# Provided data start
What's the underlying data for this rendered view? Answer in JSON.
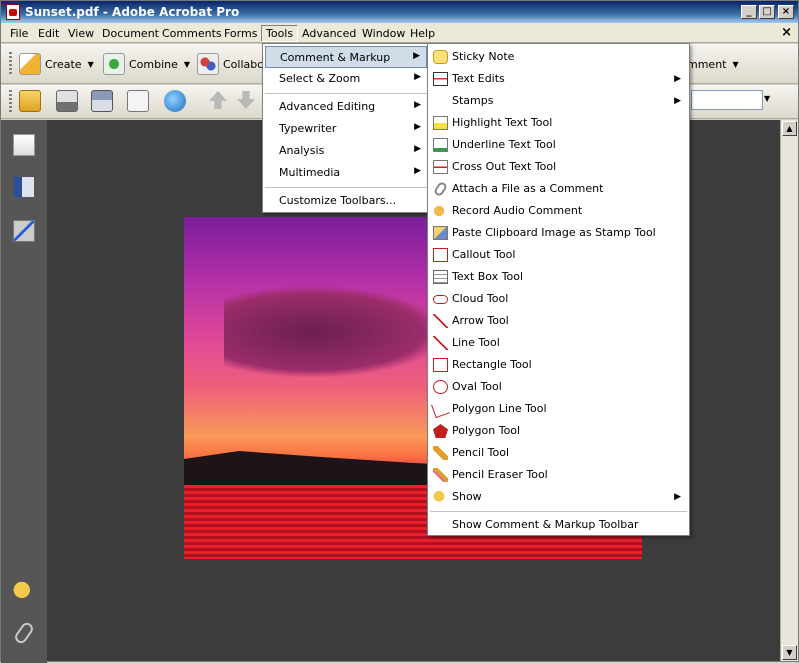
{
  "window": {
    "title": "Sunset.pdf - Adobe Acrobat Pro"
  },
  "menubar": {
    "items": [
      "File",
      "Edit",
      "View",
      "Document",
      "Comments",
      "Forms",
      "Tools",
      "Advanced",
      "Window",
      "Help"
    ],
    "active": "Tools",
    "close_glyph": "×"
  },
  "toolbar": {
    "create_label": "Create",
    "combine_label": "Combine",
    "collaborate_label": "Collabo",
    "comment_label": "mment"
  },
  "tools_menu": {
    "items": [
      {
        "label": "Comment & Markup",
        "submenu": true,
        "highlighted": true
      },
      {
        "label": "Select & Zoom",
        "submenu": true
      },
      {
        "label": "Advanced Editing",
        "submenu": true
      },
      {
        "label": "Typewriter",
        "submenu": true
      },
      {
        "label": "Analysis",
        "submenu": true
      },
      {
        "label": "Multimedia",
        "submenu": true
      },
      {
        "label": "Customize Toolbars...",
        "submenu": false
      }
    ]
  },
  "comment_markup_submenu": {
    "items": [
      {
        "label": "Sticky Note",
        "icon": "sticky-note-icon"
      },
      {
        "label": "Text Edits",
        "icon": "text-edits-icon",
        "submenu": true
      },
      {
        "label": "Stamps",
        "icon": "",
        "submenu": true
      },
      {
        "label": "Highlight Text Tool",
        "icon": "highlight-icon"
      },
      {
        "label": "Underline Text Tool",
        "icon": "underline-icon"
      },
      {
        "label": "Cross Out Text Tool",
        "icon": "cross-out-icon"
      },
      {
        "label": "Attach a File as a Comment",
        "icon": "attach-file-icon"
      },
      {
        "label": "Record Audio Comment",
        "icon": "audio-icon"
      },
      {
        "label": "Paste Clipboard Image as Stamp Tool",
        "icon": "paste-stamp-icon"
      },
      {
        "label": "Callout Tool",
        "icon": "callout-icon"
      },
      {
        "label": "Text Box Tool",
        "icon": "text-box-icon"
      },
      {
        "label": "Cloud Tool",
        "icon": "cloud-icon"
      },
      {
        "label": "Arrow Tool",
        "icon": "arrow-icon"
      },
      {
        "label": "Line Tool",
        "icon": "line-icon"
      },
      {
        "label": "Rectangle Tool",
        "icon": "rectangle-icon"
      },
      {
        "label": "Oval Tool",
        "icon": "oval-icon"
      },
      {
        "label": "Polygon Line Tool",
        "icon": "polygon-line-icon"
      },
      {
        "label": "Polygon Tool",
        "icon": "polygon-icon"
      },
      {
        "label": "Pencil Tool",
        "icon": "pencil-icon"
      },
      {
        "label": "Pencil Eraser Tool",
        "icon": "pencil-eraser-icon"
      },
      {
        "label": "Show",
        "icon": "show-icon",
        "submenu": true
      }
    ],
    "footer_label": "Show Comment & Markup Toolbar"
  },
  "document": {
    "image_name": "sunset-image"
  }
}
# Provided data end
**Requirements**: Reproduce the entries above exactly. Do not include the images.

**Exercise output**:
What's the underlying data for this rendered view? Answer in JSON.
{
  "window": {
    "title": "Sunset.pdf - Adobe Acrobat Pro"
  },
  "menubar": {
    "items": [
      "File",
      "Edit",
      "View",
      "Document",
      "Comments",
      "Forms",
      "Tools",
      "Advanced",
      "Window",
      "Help"
    ],
    "active": "Tools",
    "close_glyph": "×"
  },
  "toolbar": {
    "create_label": "Create",
    "combine_label": "Combine",
    "collaborate_label": "Collabo",
    "comment_label": "mment"
  },
  "tools_menu": {
    "items": [
      {
        "label": "Comment & Markup",
        "submenu": true,
        "highlighted": true
      },
      {
        "label": "Select & Zoom",
        "submenu": true
      },
      {
        "label": "Advanced Editing",
        "submenu": true
      },
      {
        "label": "Typewriter",
        "submenu": true
      },
      {
        "label": "Analysis",
        "submenu": true
      },
      {
        "label": "Multimedia",
        "submenu": true
      },
      {
        "label": "Customize Toolbars...",
        "submenu": false
      }
    ]
  },
  "comment_markup_submenu": {
    "items": [
      {
        "label": "Sticky Note",
        "icon": "sticky-note-icon"
      },
      {
        "label": "Text Edits",
        "icon": "text-edits-icon",
        "submenu": true
      },
      {
        "label": "Stamps",
        "icon": "",
        "submenu": true
      },
      {
        "label": "Highlight Text Tool",
        "icon": "highlight-icon"
      },
      {
        "label": "Underline Text Tool",
        "icon": "underline-icon"
      },
      {
        "label": "Cross Out Text Tool",
        "icon": "cross-out-icon"
      },
      {
        "label": "Attach a File as a Comment",
        "icon": "attach-file-icon"
      },
      {
        "label": "Record Audio Comment",
        "icon": "audio-icon"
      },
      {
        "label": "Paste Clipboard Image as Stamp Tool",
        "icon": "paste-stamp-icon"
      },
      {
        "label": "Callout Tool",
        "icon": "callout-icon"
      },
      {
        "label": "Text Box Tool",
        "icon": "text-box-icon"
      },
      {
        "label": "Cloud Tool",
        "icon": "cloud-icon"
      },
      {
        "label": "Arrow Tool",
        "icon": "arrow-icon"
      },
      {
        "label": "Line Tool",
        "icon": "line-icon"
      },
      {
        "label": "Rectangle Tool",
        "icon": "rectangle-icon"
      },
      {
        "label": "Oval Tool",
        "icon": "oval-icon"
      },
      {
        "label": "Polygon Line Tool",
        "icon": "polygon-line-icon"
      },
      {
        "label": "Polygon Tool",
        "icon": "polygon-icon"
      },
      {
        "label": "Pencil Tool",
        "icon": "pencil-icon"
      },
      {
        "label": "Pencil Eraser Tool",
        "icon": "pencil-eraser-icon"
      },
      {
        "label": "Show",
        "icon": "show-icon",
        "submenu": true
      }
    ],
    "footer_label": "Show Comment & Markup Toolbar"
  },
  "document": {
    "image_name": "sunset-image"
  }
}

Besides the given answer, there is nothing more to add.